Written task
Please convert the data below into a Markdown table with the columns "Row" and "Data line," numbering each line and skipping blank lines. Omit the pictures.

Coordinate annotation data
Begin

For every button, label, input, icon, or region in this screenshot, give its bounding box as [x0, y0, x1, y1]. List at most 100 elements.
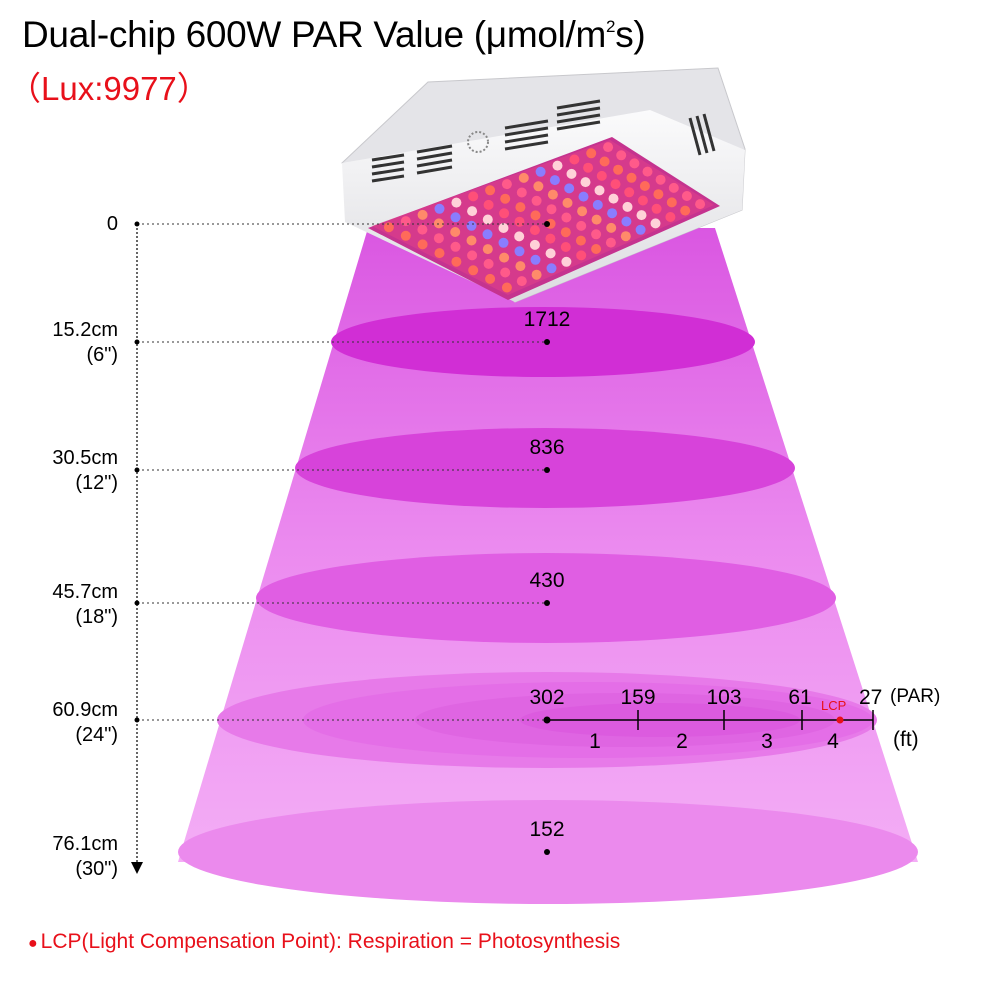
led-dot	[576, 250, 587, 261]
led-dot	[533, 181, 544, 192]
led-dot	[562, 197, 573, 208]
led-dot	[482, 229, 493, 240]
led-dot	[546, 204, 557, 215]
led-dot	[482, 214, 493, 225]
led-dot	[560, 227, 571, 238]
led-dot	[451, 197, 462, 208]
led-dot	[530, 210, 541, 221]
led-dot	[546, 263, 557, 274]
depth-axis-arrow	[131, 862, 143, 874]
par-value-6in: 1712	[523, 308, 571, 331]
led-dot	[485, 185, 496, 196]
page-title: Dual-chip 600W PAR Value (μmol/m2s)	[22, 14, 646, 55]
led-dot	[560, 242, 571, 252]
led-dot	[624, 187, 635, 198]
led-dot	[417, 239, 428, 250]
led-dot	[483, 199, 494, 210]
led-dot	[599, 156, 610, 167]
led-dot	[400, 230, 411, 241]
par-value-4ft: 27	[859, 686, 883, 709]
led-dot	[665, 212, 676, 222]
led-dot	[668, 182, 679, 193]
led-dot	[516, 276, 527, 287]
led-dot	[592, 199, 603, 210]
depth-label-24in: 60.9cm (24")	[52, 699, 118, 746]
led-dot	[547, 189, 558, 200]
legend-bullet: ●	[28, 935, 38, 952]
led-dot	[529, 239, 540, 250]
lcp-marker-dot	[836, 716, 844, 724]
par-value-12in: 836	[529, 436, 565, 459]
led-dot	[468, 191, 479, 202]
led-dot	[594, 185, 605, 196]
led-dot	[583, 162, 594, 173]
led-dot	[530, 254, 541, 265]
led-dot	[651, 203, 662, 214]
led-dot	[383, 222, 394, 233]
depth-label-18in: 45.7cm (18")	[52, 581, 118, 628]
led-dot	[531, 269, 542, 280]
led-dot	[580, 177, 591, 188]
par-value-3ft: 61	[788, 686, 812, 709]
depth-guides	[137, 223, 546, 721]
led-dot	[591, 214, 602, 225]
led-dot	[605, 237, 616, 248]
ft-tick-3: 3	[761, 730, 773, 753]
led-dot	[681, 191, 692, 201]
led-dot	[655, 174, 666, 185]
lcp-label: LCP	[821, 698, 847, 713]
led-dot	[498, 223, 509, 233]
ft-tick-4: 4	[827, 730, 839, 753]
legend-text: LCP(Light Compensation Point): Respirati…	[40, 930, 621, 953]
led-dot	[606, 222, 617, 233]
led-dot	[620, 231, 631, 242]
led-dot	[591, 244, 602, 254]
led-dot	[635, 224, 646, 235]
led-dot	[637, 195, 648, 206]
led-dot	[499, 208, 510, 219]
led-dot	[500, 193, 511, 204]
lcp-legend: ● LCP(Light Compensation Point): Respirat…	[28, 930, 620, 954]
led-dot	[545, 248, 556, 259]
led-dot	[577, 206, 588, 217]
led-dot	[591, 229, 602, 240]
led-dot	[529, 225, 540, 236]
led-dot	[566, 168, 577, 179]
led-dot	[450, 227, 461, 237]
led-dot	[639, 181, 650, 191]
led-dot	[575, 235, 586, 246]
led-dot	[535, 166, 546, 177]
led-dot	[610, 179, 621, 190]
led-dot	[514, 216, 525, 227]
led-dot	[545, 233, 556, 244]
led-dot	[613, 164, 624, 175]
led-dot	[434, 248, 445, 259]
led-dot	[400, 216, 411, 227]
led-dot	[450, 212, 461, 223]
led-dot	[434, 203, 445, 214]
led-dot	[501, 282, 512, 293]
led-dot	[498, 237, 509, 248]
led-dot	[515, 261, 526, 272]
ft-unit-label: (ft)	[893, 728, 919, 751]
led-dot	[514, 231, 525, 242]
led-dot	[466, 235, 477, 246]
led-dot	[468, 265, 479, 276]
led-dot	[515, 202, 526, 213]
led-dot	[467, 250, 478, 261]
led-dot	[616, 150, 627, 161]
led-dot	[501, 179, 512, 190]
led-dot	[607, 208, 618, 219]
depth-label-0: 0	[106, 213, 118, 235]
par-value-1ft: 159	[620, 686, 656, 709]
led-dot	[531, 195, 542, 206]
led-dot	[466, 220, 477, 231]
led-dot	[608, 193, 619, 204]
led-dot	[514, 246, 525, 257]
led-dot	[636, 210, 647, 221]
led-dot	[666, 197, 677, 208]
led-dot	[626, 172, 637, 183]
led-dot	[561, 256, 572, 267]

End

Complete response
| Row | Data line |
|---|---|
| 1 | For every button, label, input, icon, or region in this screenshot, give its bounding box as [x0, y0, x1, y1]. List at most 100 elements. |
| 2 | led-dot	[576, 250, 587, 261] |
| 3 | led-dot	[533, 181, 544, 192] |
| 4 | led-dot	[562, 197, 573, 208] |
| 5 | led-dot	[482, 229, 493, 240] |
| 6 | led-dot	[546, 204, 557, 215] |
| 7 | led-dot	[482, 214, 493, 225] |
| 8 | led-dot	[560, 227, 571, 238] |
| 9 | led-dot	[451, 197, 462, 208] |
| 10 | led-dot	[530, 210, 541, 221] |
| 11 | led-dot	[546, 263, 557, 274] |
| 12 | depth-axis-arrow	[131, 862, 143, 874] |
| 13 | par-value-6in: 1712	[523, 308, 571, 331] |
| 14 | led-dot	[485, 185, 496, 196] |
| 15 | page-title: Dual-chip 600W PAR Value (μmol/m2s)	[22, 14, 646, 55] |
| 16 | led-dot	[560, 242, 571, 252] |
| 17 | led-dot	[624, 187, 635, 198] |
| 18 | led-dot	[417, 239, 428, 250] |
| 19 | led-dot	[483, 199, 494, 210] |
| 20 | led-dot	[599, 156, 610, 167] |
| 21 | led-dot	[400, 230, 411, 241] |
| 22 | par-value-4ft: 27	[859, 686, 883, 709] |
| 23 | led-dot	[665, 212, 676, 222] |
| 24 | led-dot	[668, 182, 679, 193] |
| 25 | led-dot	[516, 276, 527, 287] |
| 26 | led-dot	[592, 199, 603, 210] |
| 27 | depth-label-24in: 60.9cm (24")	[52, 699, 118, 746] |
| 28 | led-dot	[547, 189, 558, 200] |
| 29 | legend-bullet: ●	[28, 935, 38, 952] |
| 30 | led-dot	[529, 239, 540, 250] |
| 31 | lcp-marker-dot	[836, 716, 844, 724] |
| 32 | par-value-12in: 836	[529, 436, 565, 459] |
| 33 | led-dot	[468, 191, 479, 202] |
| 34 | led-dot	[594, 185, 605, 196] |
| 35 | led-dot	[583, 162, 594, 173] |
| 36 | led-dot	[530, 254, 541, 265] |
| 37 | led-dot	[651, 203, 662, 214] |
| 38 | led-dot	[383, 222, 394, 233] |
| 39 | depth-label-18in: 45.7cm (18")	[52, 581, 118, 628] |
| 40 | led-dot	[531, 269, 542, 280] |
| 41 | led-dot	[580, 177, 591, 188] |
| 42 | par-value-3ft: 61	[788, 686, 812, 709] |
| 43 | depth-guides	[137, 223, 546, 721] |
| 44 | led-dot	[591, 214, 602, 225] |
| 45 | led-dot	[605, 237, 616, 248] |
| 46 | ft-tick-3: 3	[761, 730, 773, 753] |
| 47 | led-dot	[681, 191, 692, 201] |
| 48 | led-dot	[655, 174, 666, 185] |
| 49 | lcp-label: LCP	[821, 698, 847, 713] |
| 50 | led-dot	[498, 223, 509, 233] |
| 51 | ft-tick-4: 4	[827, 730, 839, 753] |
| 52 | legend-text: LCP(Light Compensation Point): Respirati…	[40, 930, 621, 953] |
| 53 | led-dot	[606, 222, 617, 233] |
| 54 | led-dot	[620, 231, 631, 242] |
| 55 | led-dot	[591, 244, 602, 254] |
| 56 | led-dot	[635, 224, 646, 235] |
| 57 | led-dot	[637, 195, 648, 206] |
| 58 | led-dot	[499, 208, 510, 219] |
| 59 | led-dot	[500, 193, 511, 204] |
| 60 | lcp-legend: ● LCP(Light Compensation Point): Respirat…	[28, 930, 620, 954] |
| 61 | led-dot	[545, 248, 556, 259] |
| 62 | led-dot	[577, 206, 588, 217] |
| 63 | led-dot	[591, 229, 602, 240] |
| 64 | led-dot	[529, 225, 540, 236] |
| 65 | led-dot	[566, 168, 577, 179] |
| 66 | led-dot	[450, 227, 461, 237] |
| 67 | led-dot	[639, 181, 650, 191] |
| 68 | led-dot	[575, 235, 586, 246] |
| 69 | led-dot	[535, 166, 546, 177] |
| 70 | led-dot	[610, 179, 621, 190] |
| 71 | led-dot	[514, 216, 525, 227] |
| 72 | led-dot	[545, 233, 556, 244] |
| 73 | led-dot	[613, 164, 624, 175] |
| 74 | led-dot	[434, 248, 445, 259] |
| 75 | led-dot	[400, 216, 411, 227] |
| 76 | led-dot	[450, 212, 461, 223] |
| 77 | led-dot	[434, 203, 445, 214] |
| 78 | led-dot	[501, 282, 512, 293] |
| 79 | led-dot	[498, 237, 509, 248] |
| 80 | led-dot	[515, 261, 526, 272] |
| 81 | ft-unit-label: (ft)	[893, 728, 919, 751] |
| 82 | led-dot	[514, 231, 525, 242] |
| 83 | led-dot	[466, 235, 477, 246] |
| 84 | led-dot	[468, 265, 479, 276] |
| 85 | led-dot	[515, 202, 526, 213] |
| 86 | led-dot	[467, 250, 478, 261] |
| 87 | led-dot	[616, 150, 627, 161] |
| 88 | led-dot	[501, 179, 512, 190] |
| 89 | led-dot	[607, 208, 618, 219] |
| 90 | depth-label-0: 0	[106, 213, 118, 235] |
| 91 | par-value-1ft: 159	[620, 686, 656, 709] |
| 92 | led-dot	[531, 195, 542, 206] |
| 93 | led-dot	[466, 220, 477, 231] |
| 94 | led-dot	[608, 193, 619, 204] |
| 95 | led-dot	[514, 246, 525, 257] |
| 96 | led-dot	[636, 210, 647, 221] |
| 97 | led-dot	[666, 197, 677, 208] |
| 98 | led-dot	[626, 172, 637, 183] |
| 99 | led-dot	[561, 256, 572, 267] |